══ Rows ══

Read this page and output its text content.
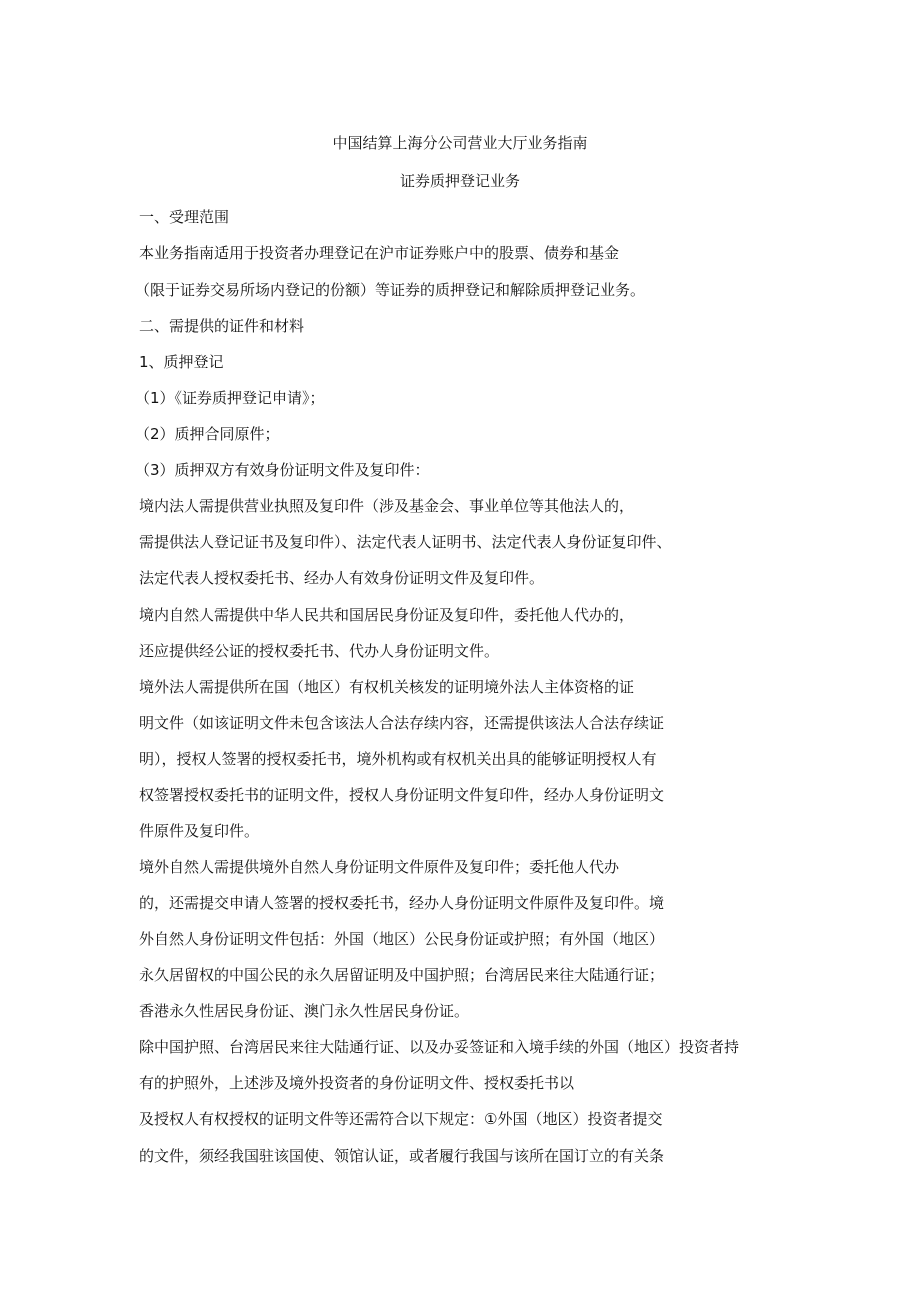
中国结算上海分公司营业大厅业务指南
证券质押登记业务
一、受理范围
本业务指南适用于投资者办理登记在沪市证券账户中的股票、债券和基金
（限于证券交易所场内登记的份额）等证券的质押登记和解除质押登记业务。
二、需提供的证件和材料
1、质押登记
（1）《证券质押登记申请》；
（2）质押合同原件；
（3）质押双方有效身份证明文件及复印件：
境内法人需提供营业执照及复印件（涉及基金会、事业单位等其他法人的，
需提供法人登记证书及复印件）、法定代表人证明书、法定代表人身份证复印件、
法定代表人授权委托书、经办人有效身份证明文件及复印件。
境内自然人需提供中华人民共和国居民身份证及复印件，委托他人代办的，
还应提供经公证的授权委托书、代办人身份证明文件。
境外法人需提供所在国（地区）有权机关核发的证明境外法人主体资格的证
明文件（如该证明文件未包含该法人合法存续内容，还需提供该法人合法存续证
明），授权人签署的授权委托书，境外机构或有权机关出具的能够证明授权人有
权签署授权委托书的证明文件，授权人身份证明文件复印件，经办人身份证明文
件原件及复印件。
境外自然人需提供境外自然人身份证明文件原件及复印件；委托他人代办
的，还需提交申请人签署的授权委托书，经办人身份证明文件原件及复印件。境
外自然人身份证明文件包括：外国（地区）公民身份证或护照；有外国（地区）
永久居留权的中国公民的永久居留证明及中国护照；台湾居民来往大陆通行证；
香港永久性居民身份证、澳门永久性居民身份证。
除中国护照、台湾居民来往大陆通行证、以及办妥签证和入境手续的外国（地区）投资者持
有的护照外，上述涉及境外投资者的身份证明文件、授权委托书以
及授权人有权授权的证明文件等还需符合以下规定：①外国（地区）投资者提交
的文件，须经我国驻该国使、领馆认证，或者履行我国与该所在国订立的有关条
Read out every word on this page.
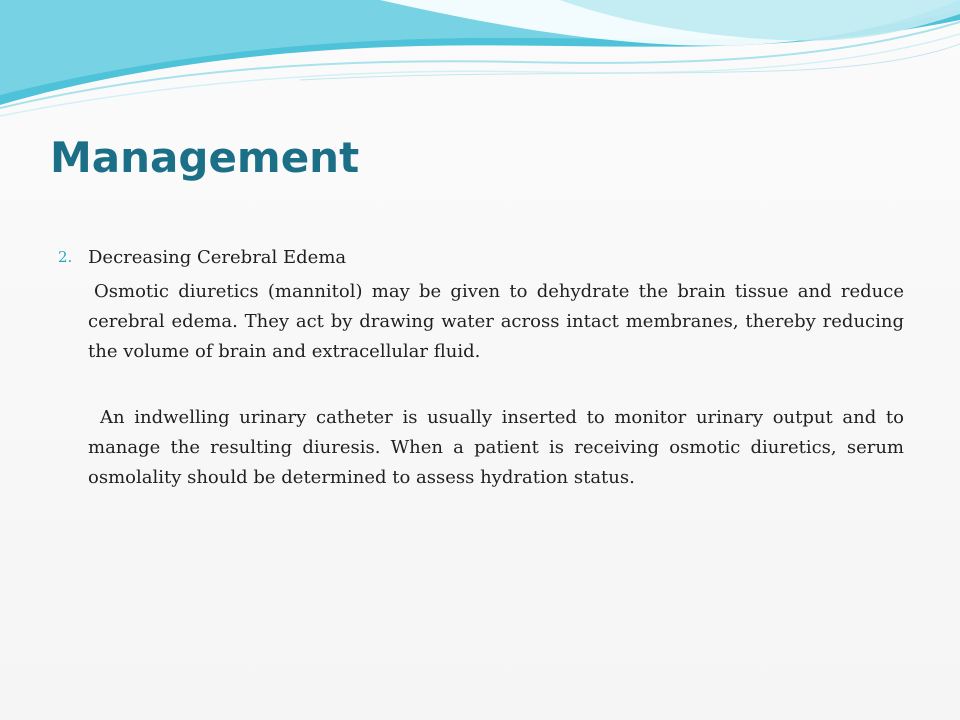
Management
2. Decreasing Cerebral Edema

Osmotic diuretics (mannitol) may be given to dehydrate the brain tissue and reduce cerebral edema. They act by drawing water across intact membranes, thereby reducing the volume of brain and extracellular fluid.

An indwelling urinary catheter is usually inserted to monitor urinary output and to manage the resulting diuresis. When a patient is receiving osmotic diuretics, serum osmolality should be determined to assess hydration status.
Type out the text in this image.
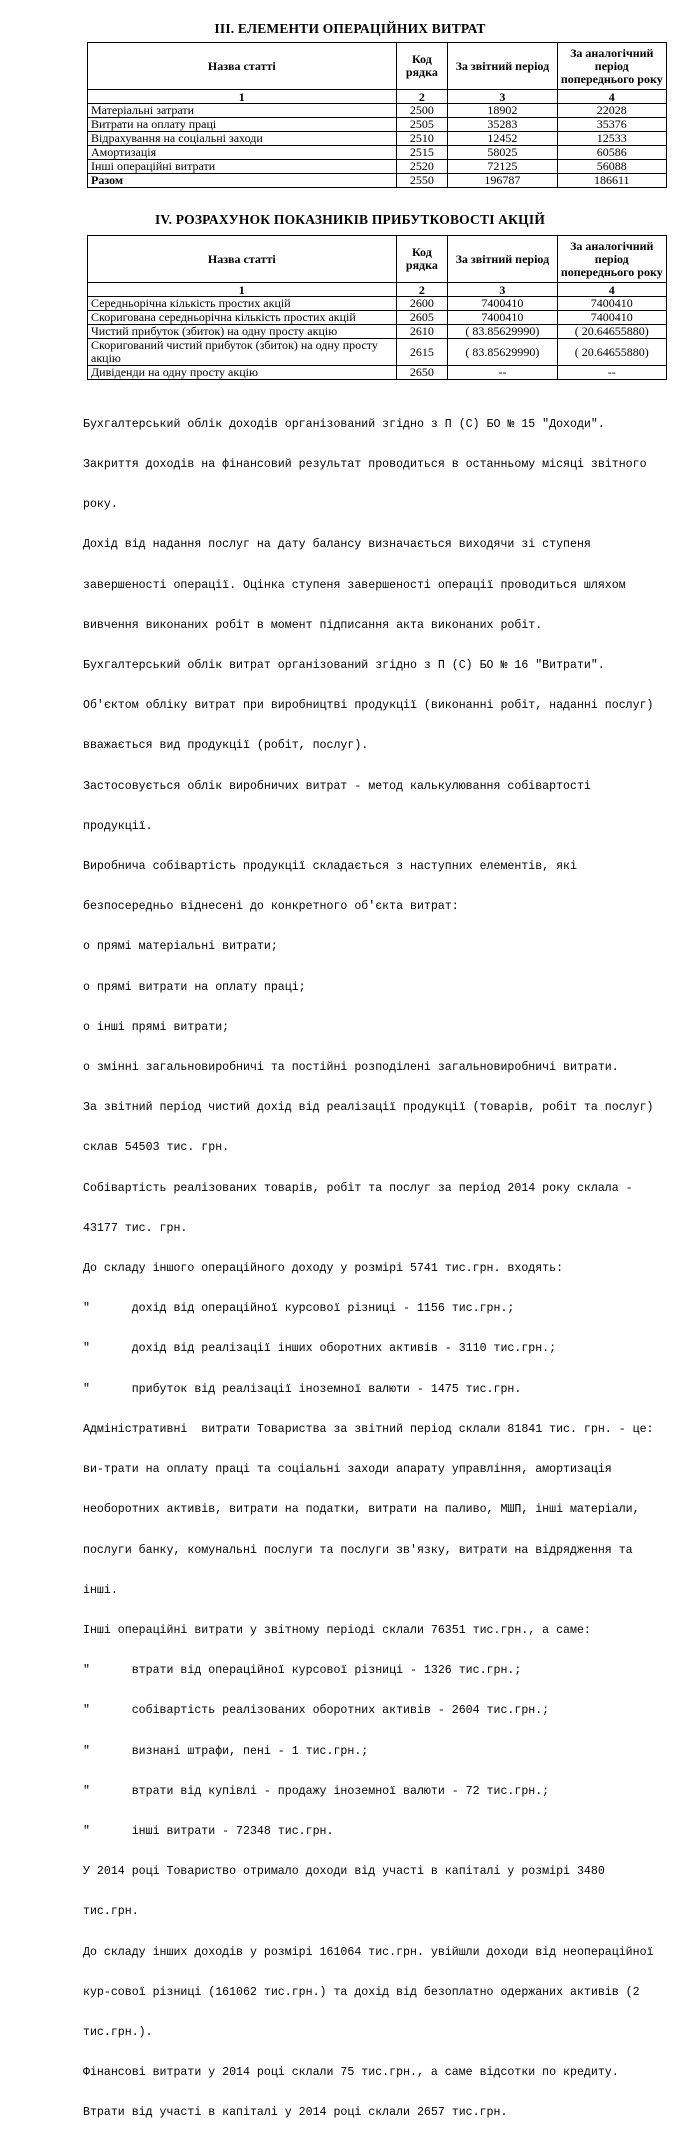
ІІІ. ЕЛЕМЕНТИ ОПЕРАЦІЙНИХ ВИТРАТ
Назва статті	Код рядка	За звітний період	За аналогічний період попереднього року
1	2	3	4
Матеріальні затрати	2500	18902	22028
Витрати на оплату праці	2505	35283	35376
Відрахування на соціальні заходи	2510	12452	12533
Амортизація	2515	58025	60586
Інші операційні витрати	2520	72125	56088
Разом	2550	196787	186611
IV. РОЗРАХУНОК ПОКАЗНИКІВ ПРИБУТКОВОСТІ АКЦІЙ
Назва статті	Код рядка	За звітний період	За аналогічний період попереднього року
1	2	3	4
Середньорічна кількість простих акцій	2600	7400410	7400410
Скоригована середньорічна кількість простих акцій	2605	7400410	7400410
Чистий прибуток (збиток) на одну просту акцію	2610	( 83.85629990)	( 20.64655880)
Скоригований чистий прибуток (збиток) на одну просту акцію	2615	( 83.85629990)	( 20.64655880)
Дивіденди на одну просту акцію	2650	--	--

Бухгалтерський облік доходів організований згідно з П (С) БО № 15 "Доходи".

Закриття доходів на фінансовий результат проводиться в останньому місяці звітного

року.

Дохід від надання послуг на дату балансу визначається виходячи зі ступеня

завершеності операції. Оцінка ступеня завершеності операції проводиться шляхом

вивчення виконаних робіт в момент підписання акта виконаних робіт.

Бухгалтерський облік витрат організований згідно з П (С) БО № 16 "Витрати".

Об'єктом обліку витрат при виробництві продукції (виконанні робіт, наданні послуг)

вважається вид продукції (робіт, послуг).

Застосовується облік виробничих витрат - метод калькулювання собівартості

продукції.

Виробнича собівартість продукції складається з наступних елементів, які

безпосередньо віднесені до конкретного об'єкта витрат:

о прямі матеріальні витрати;

о прямі витрати на оплату праці;

о інші прямі витрати;

о змінні загальновиробничі та постійні розподілені загальновиробничі витрати.

За звітний період чистий дохід від реалізації продукції (товарів, робіт та послуг)

склав 54503 тис. грн.

Собівартість реалізованих товарів, робіт та послуг за період 2014 року склала -

43177 тис. грн.

До складу іншого операційного доходу у розмірі 5741 тис.грн. входять:

"      дохід від операційної курсової різниці - 1156 тис.грн.;

"      дохід від реалізації інших оборотних активів - 3110 тис.грн.;

"      прибуток від реалізації іноземної валюти - 1475 тис.грн.

Адміністративні  витрати Товариства за звітний період склали 81841 тис. грн. - це:

ви-трати на оплату праці та соціальні заходи апарату управління, амортизація

необоротних активів, витрати на податки, витрати на паливо, МШП, інші матеріали,

послуги банку, комунальні послуги та послуги зв'язку, витрати на відрядження та

інші.

Інші операційні витрати у звітному періоді склали 76351 тис.грн., а саме:

"      втрати від операційної курсової різниці - 1326 тис.грн.;

"      собівартість реалізованих оборотних активів - 2604 тис.грн.;

"      визнані штрафи, пені - 1 тис.грн.;

"      втрати від купівлі - продажу іноземної валюти - 72 тис.грн.;

"      інші витрати - 72348 тис.грн.

У 2014 році Товариство отримало доходи від участі в капіталі у розмірі 3480

тис.грн.

До складу інших доходів у розмірі 161064 тис.грн. увійшли доходи від неопераційної

кур-сової різниці (161062 тис.грн.) та дохід від безоплатно одержаних активів (2

тис.грн.).

Фінансові витрати у 2014 році склали 75 тис.грн., а саме відсотки по кредиту.

Втрати від участі в капіталі у 2014 році склали 2657 тис.грн.
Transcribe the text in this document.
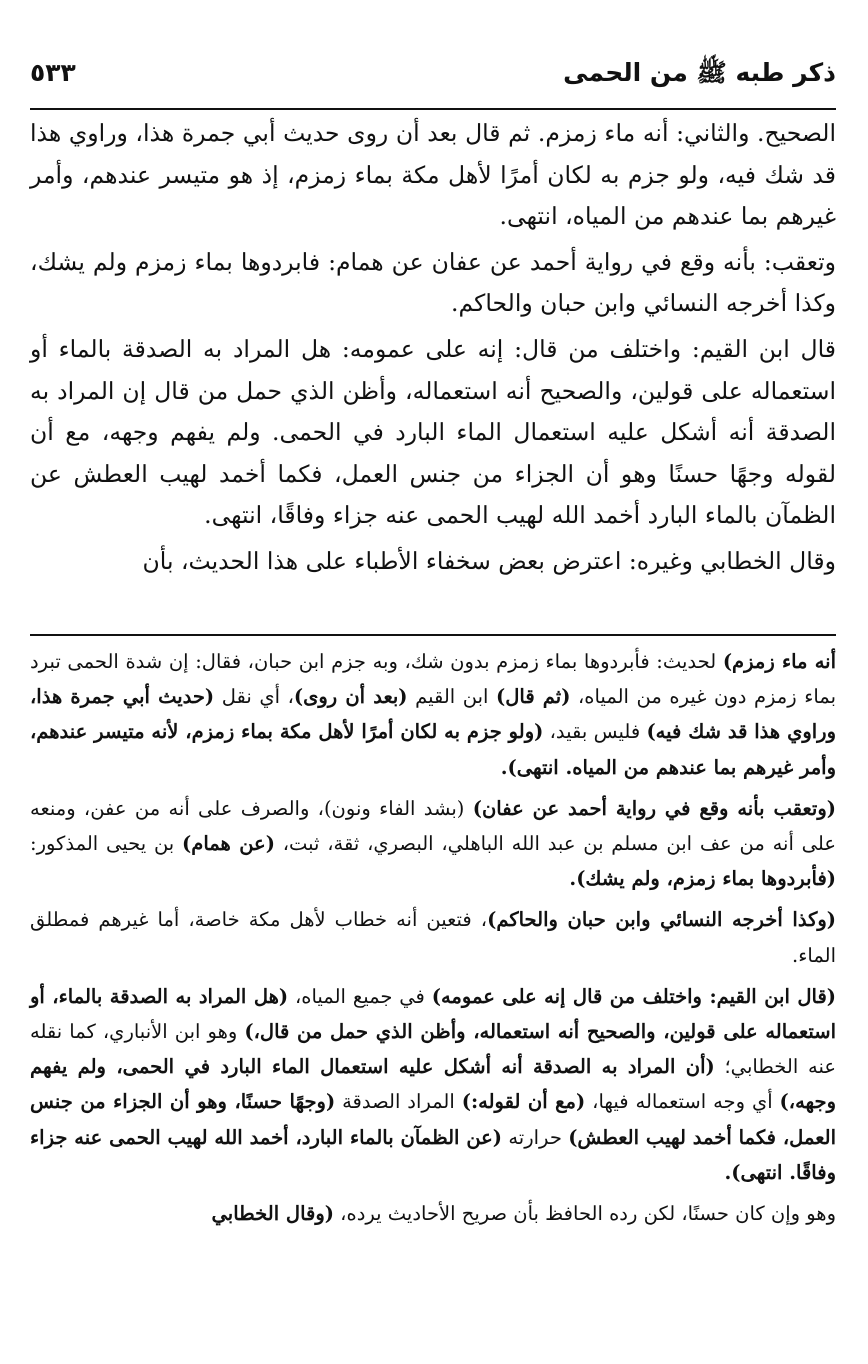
ذكر طبه ﷺ من الحمى
٥٣٣

الصحيح. والثاني: أنه ماء زمزم. ثم قال بعد أن روى حديث أبي جمرة هذا، وراوي هذا قد شك فيه، ولو جزم به لكان أمرًا لأهل مكة بماء زمزم، إذ هو متيسر عندهم، وأمر غيرهم بما عندهم من المياه، انتهى.

وتعقب: بأنه وقع في رواية أحمد عن عفان عن همام: فابردوها بماء زمزم ولم يشك، وكذا أخرجه النسائي وابن حبان والحاكم.

قال ابن القيم: واختلف من قال: إنه على عمومه: هل المراد به الصدقة بالماء أو استعماله على قولين، والصحيح أنه استعماله، وأظن الذي حمل من قال إن المراد به الصدقة أنه أشكل عليه استعمال الماء البارد في الحمى. ولم يفهم وجهه، مع أن لقوله وجهًا حسنًا وهو أن الجزاء من جنس العمل، فكما أخمد لهيب العطش عن الظمآن بالماء البارد أخمد الله لهيب الحمى عنه جزاء وفاقًا، انتهى.

وقال الخطابي وغيره: اعترض بعض سخفاء الأطباء على هذا الحديث، بأن

أنه ماء زمزم) لحديث: فأبردوها بماء زمزم بدون شك، وبه جزم ابن حبان، فقال: إن شدة الحمى تبرد بماء زمزم دون غيره من المياه، (ثم قال) ابن القيم (بعد أن روى)، أي نقل (حديث أبي جمرة هذا، وراوي هذا قد شك فيه) فليس بقيد، (ولو جزم به لكان أمرًا لأهل مكة بماء زمزم، لأنه متيسر عندهم، وأمر غيرهم بما عندهم من المياه. انتهى).

(وتعقب بأنه وقع في رواية أحمد عن عفان) (بشد الفاء ونون)، والصرف على أنه من عفن، ومنعه على أنه من عف ابن مسلم بن عبد الله الباهلي، البصري، ثقة، ثبت، (عن همام) بن يحيى المذكور: (فأبردوها بماء زمزم، ولم يشك).

(وكذا أخرجه النسائي وابن حبان والحاكم)، فتعين أنه خطاب لأهل مكة خاصة، أما غيرهم فمطلق الماء.

(قال ابن القيم: واختلف من قال إنه على عمومه) في جميع المياه، (هل المراد به الصدقة بالماء، أو استعماله على قولين، والصحيح أنه استعماله، وأظن الذي حمل من قال،) وهو ابن الأنباري، كما نقله عنه الخطابي؛ (أن المراد به الصدقة أنه أشكل عليه استعمال الماء البارد في الحمى، ولم يفهم وجهه،) أي وجه استعماله فيها، (مع أن لقوله:) المراد الصدقة (وجهًا حسنًا، وهو أن الجزاء من جنس العمل، فكما أخمد لهيب العطش) حرارته (عن الظمآن بالماء البارد، أخمد الله لهيب الحمى عنه جزاء وفاقًا. انتهى).

وهو وإن كان حسنًا، لكن رده الحافظ بأن صريح الأحاديث يرده، (وقال الخطابي
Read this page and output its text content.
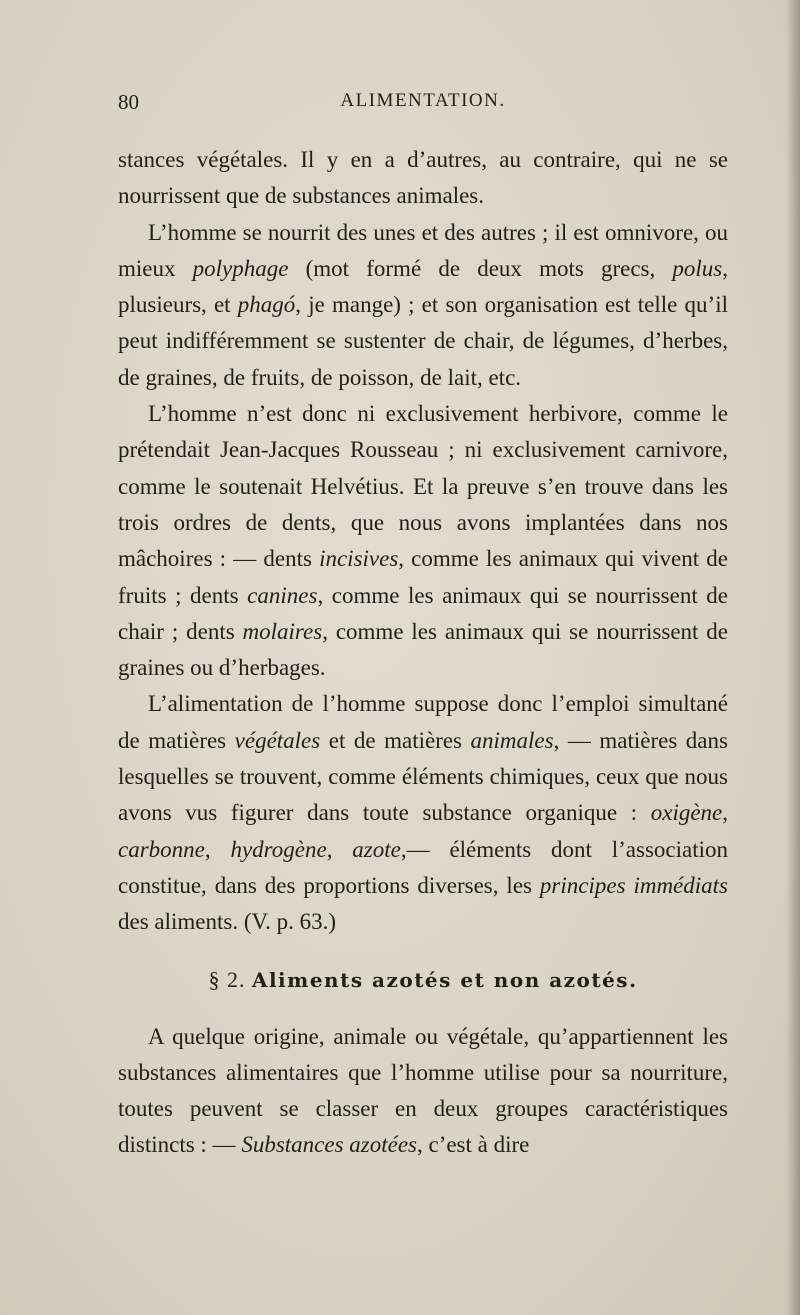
80	ALIMENTATION.

stances végétales. Il y en a d’autres, au contraire, qui ne se nourrissent que de substances animales.

L’homme se nourrit des unes et des autres ; il est omnivore, ou mieux polyphage (mot formé de deux mots grecs, polus, plusieurs, et phagó, je mange) ; et son organisation est telle qu’il peut indifféremment se sustenter de chair, de légumes, d’herbes, de graines, de fruits, de poisson, de lait, etc.

L’homme n’est donc ni exclusivement herbivore, comme le prétendait Jean-Jacques Rousseau ; ni exclusivement carnivore, comme le soutenait Helvétius. Et la preuve s’en trouve dans les trois ordres de dents, que nous avons implantées dans nos mâchoires : — dents incisives, comme les animaux qui vivent de fruits ; dents canines, comme les animaux qui se nourrissent de chair ; dents molaires, comme les animaux qui se nourrissent de graines ou d’herbages.

L’alimentation de l’homme suppose donc l’emploi simultané de matières végétales et de matières animales, — matières dans lesquelles se trouvent, comme éléments chimiques, ceux que nous avons vus figurer dans toute substance organique : oxigène, carbonne, hydrogène, azote,— éléments dont l’association constitue, dans des proportions diverses, les principes immédiats des aliments. (V. p. 63.)

§ 2. Aliments azotés et non azotés.

A quelque origine, animale ou végétale, qu’appartiennent les substances alimentaires que l’homme utilise pour sa nourriture, toutes peuvent se classer en deux groupes caractéristiques distincts : — Substances azotées, c’est à dire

═══

◆ What is expected: Report only how many lines in the listing contain the string "праці".

◆ Solution to this problem: 3